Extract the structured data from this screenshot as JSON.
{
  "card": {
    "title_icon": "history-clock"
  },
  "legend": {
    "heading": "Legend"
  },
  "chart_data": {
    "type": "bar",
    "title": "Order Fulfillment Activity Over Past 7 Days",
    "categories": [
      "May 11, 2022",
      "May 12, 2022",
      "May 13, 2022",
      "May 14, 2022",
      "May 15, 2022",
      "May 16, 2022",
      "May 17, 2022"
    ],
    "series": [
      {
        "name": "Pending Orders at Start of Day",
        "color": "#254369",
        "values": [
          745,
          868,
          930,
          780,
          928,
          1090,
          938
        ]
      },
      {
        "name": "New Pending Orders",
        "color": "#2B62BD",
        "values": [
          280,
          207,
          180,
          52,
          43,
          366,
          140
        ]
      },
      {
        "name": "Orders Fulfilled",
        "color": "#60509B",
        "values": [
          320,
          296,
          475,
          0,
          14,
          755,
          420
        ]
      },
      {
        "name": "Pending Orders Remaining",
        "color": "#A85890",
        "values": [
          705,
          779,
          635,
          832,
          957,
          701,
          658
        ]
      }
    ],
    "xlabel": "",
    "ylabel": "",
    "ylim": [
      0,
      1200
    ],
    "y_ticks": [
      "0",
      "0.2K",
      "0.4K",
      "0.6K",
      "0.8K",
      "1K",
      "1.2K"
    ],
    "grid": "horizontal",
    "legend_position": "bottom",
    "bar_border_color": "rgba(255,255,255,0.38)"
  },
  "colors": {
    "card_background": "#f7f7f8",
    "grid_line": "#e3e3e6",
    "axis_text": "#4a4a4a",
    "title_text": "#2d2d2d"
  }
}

- - -

INSTRUCTIONS FOR THE TASK »
Copy every line of the material, please, keeping it exactly the same.

RESULT »
Extract the structured data from this screenshot as JSON.
{
  "card": {
    "title_icon": "history-clock"
  },
  "legend": {
    "heading": "Legend"
  },
  "chart_data": {
    "type": "bar",
    "title": "Order Fulfillment Activity Over Past 7 Days",
    "categories": [
      "May 11, 2022",
      "May 12, 2022",
      "May 13, 2022",
      "May 14, 2022",
      "May 15, 2022",
      "May 16, 2022",
      "May 17, 2022"
    ],
    "series": [
      {
        "name": "Pending Orders at Start of Day",
        "color": "#254369",
        "values": [
          745,
          868,
          930,
          780,
          928,
          1090,
          938
        ]
      },
      {
        "name": "New Pending Orders",
        "color": "#2B62BD",
        "values": [
          280,
          207,
          180,
          52,
          43,
          366,
          140
        ]
      },
      {
        "name": "Orders Fulfilled",
        "color": "#60509B",
        "values": [
          320,
          296,
          475,
          0,
          14,
          755,
          420
        ]
      },
      {
        "name": "Pending Orders Remaining",
        "color": "#A85890",
        "values": [
          705,
          779,
          635,
          832,
          957,
          701,
          658
        ]
      }
    ],
    "xlabel": "",
    "ylabel": "",
    "ylim": [
      0,
      1200
    ],
    "y_ticks": [
      "0",
      "0.2K",
      "0.4K",
      "0.6K",
      "0.8K",
      "1K",
      "1.2K"
    ],
    "grid": "horizontal",
    "legend_position": "bottom",
    "bar_border_color": "rgba(255,255,255,0.38)"
  },
  "colors": {
    "card_background": "#f7f7f8",
    "grid_line": "#e3e3e6",
    "axis_text": "#4a4a4a",
    "title_text": "#2d2d2d"
  }
}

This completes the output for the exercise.